Listed records:
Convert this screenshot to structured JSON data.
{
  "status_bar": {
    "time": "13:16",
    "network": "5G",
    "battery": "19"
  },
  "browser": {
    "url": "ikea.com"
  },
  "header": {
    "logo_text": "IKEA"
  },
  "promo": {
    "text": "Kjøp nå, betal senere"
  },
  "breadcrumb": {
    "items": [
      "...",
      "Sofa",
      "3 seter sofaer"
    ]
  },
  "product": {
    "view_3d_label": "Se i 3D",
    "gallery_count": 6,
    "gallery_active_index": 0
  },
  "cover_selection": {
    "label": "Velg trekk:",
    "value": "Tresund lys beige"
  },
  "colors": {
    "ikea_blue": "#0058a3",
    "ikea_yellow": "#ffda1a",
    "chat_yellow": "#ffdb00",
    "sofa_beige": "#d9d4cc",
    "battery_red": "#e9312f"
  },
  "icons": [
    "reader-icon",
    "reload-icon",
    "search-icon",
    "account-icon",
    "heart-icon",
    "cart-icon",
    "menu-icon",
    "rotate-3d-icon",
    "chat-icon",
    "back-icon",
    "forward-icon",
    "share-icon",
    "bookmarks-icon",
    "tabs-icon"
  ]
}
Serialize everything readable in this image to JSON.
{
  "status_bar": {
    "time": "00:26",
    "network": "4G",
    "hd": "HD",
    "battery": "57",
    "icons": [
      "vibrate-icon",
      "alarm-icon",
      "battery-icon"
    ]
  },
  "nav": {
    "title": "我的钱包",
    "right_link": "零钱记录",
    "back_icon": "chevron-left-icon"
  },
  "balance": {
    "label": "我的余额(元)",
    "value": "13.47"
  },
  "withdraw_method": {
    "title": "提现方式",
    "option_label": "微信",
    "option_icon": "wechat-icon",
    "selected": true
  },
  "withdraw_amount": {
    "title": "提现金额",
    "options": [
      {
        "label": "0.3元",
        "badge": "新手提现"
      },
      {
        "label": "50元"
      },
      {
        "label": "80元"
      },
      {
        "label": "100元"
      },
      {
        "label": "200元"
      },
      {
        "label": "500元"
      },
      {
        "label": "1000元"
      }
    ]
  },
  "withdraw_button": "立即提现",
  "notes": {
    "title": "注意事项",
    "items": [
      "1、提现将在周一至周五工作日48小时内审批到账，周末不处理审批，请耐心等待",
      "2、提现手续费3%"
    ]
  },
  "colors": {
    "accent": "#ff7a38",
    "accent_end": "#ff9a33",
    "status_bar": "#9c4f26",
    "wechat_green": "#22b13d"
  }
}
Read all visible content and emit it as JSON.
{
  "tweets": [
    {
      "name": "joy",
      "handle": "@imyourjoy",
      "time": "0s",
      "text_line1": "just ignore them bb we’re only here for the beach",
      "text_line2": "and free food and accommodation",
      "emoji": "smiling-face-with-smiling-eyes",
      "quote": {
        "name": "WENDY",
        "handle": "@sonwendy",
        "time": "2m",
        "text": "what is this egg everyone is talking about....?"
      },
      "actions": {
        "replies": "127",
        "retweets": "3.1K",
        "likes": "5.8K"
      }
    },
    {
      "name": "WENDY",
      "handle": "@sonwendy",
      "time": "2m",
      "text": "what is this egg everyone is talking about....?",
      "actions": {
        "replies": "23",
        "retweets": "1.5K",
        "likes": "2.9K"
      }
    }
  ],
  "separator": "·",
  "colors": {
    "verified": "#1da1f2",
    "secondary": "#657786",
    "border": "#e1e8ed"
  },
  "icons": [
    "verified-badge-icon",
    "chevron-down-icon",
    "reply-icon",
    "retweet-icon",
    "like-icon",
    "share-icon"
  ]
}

Objective: Check each line of the records above for "title", and copy those that have it.

Problem solution:
    "title": "我的钱包",
    "title": "提现方式",
    "title": "提现金额",
    "title": "注意事项",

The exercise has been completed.